Aim — Without the pictures, repeat the listing character for character.

Given records —
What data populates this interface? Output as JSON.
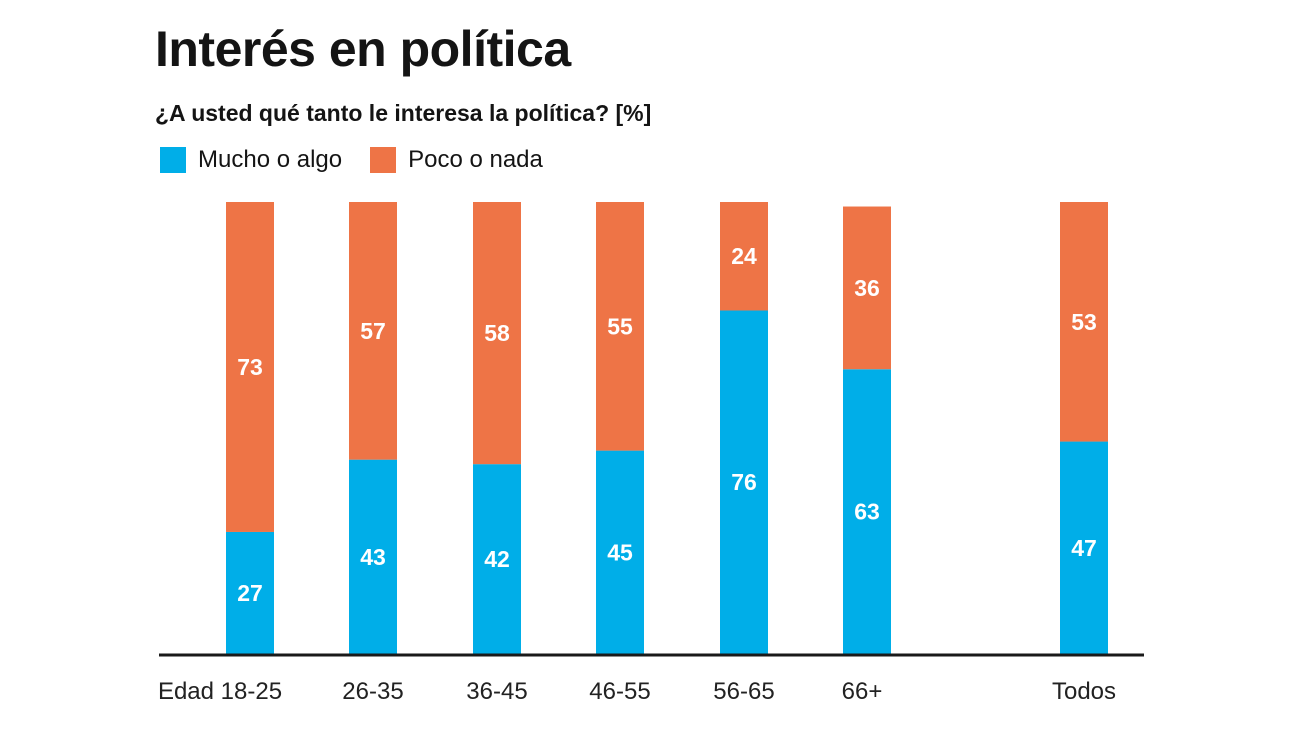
{
  "chart_data": {
    "type": "bar",
    "stacked": true,
    "title": "Interés en política",
    "subtitle": "¿A usted qué tanto le interesa la política?   [%]",
    "categories": [
      "Edad 18-25",
      "26-35",
      "36-45",
      "46-55",
      "56-65",
      "66+",
      "Todos"
    ],
    "series": [
      {
        "name": "Mucho o algo",
        "color": "#00aee8",
        "values": [
          27,
          43,
          42,
          45,
          76,
          63,
          47
        ]
      },
      {
        "name": "Poco o nada",
        "color": "#ee7446",
        "values": [
          73,
          57,
          58,
          55,
          24,
          36,
          53
        ]
      }
    ],
    "ylim": [
      0,
      100
    ],
    "grid": false,
    "legend_position": "top-left"
  }
}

Exercise output —
What data populates this interface? Output as JSON.
{
  "chart_data": {
    "type": "bar",
    "stacked": true,
    "title": "Interés en política",
    "subtitle": "¿A usted qué tanto le interesa la política?   [%]",
    "categories": [
      "Edad 18-25",
      "26-35",
      "36-45",
      "46-55",
      "56-65",
      "66+",
      "Todos"
    ],
    "series": [
      {
        "name": "Mucho o algo",
        "color": "#00aee8",
        "values": [
          27,
          43,
          42,
          45,
          76,
          63,
          47
        ]
      },
      {
        "name": "Poco o nada",
        "color": "#ee7446",
        "values": [
          73,
          57,
          58,
          55,
          24,
          36,
          53
        ]
      }
    ],
    "ylim": [
      0,
      100
    ],
    "grid": false,
    "legend_position": "top-left"
  }
}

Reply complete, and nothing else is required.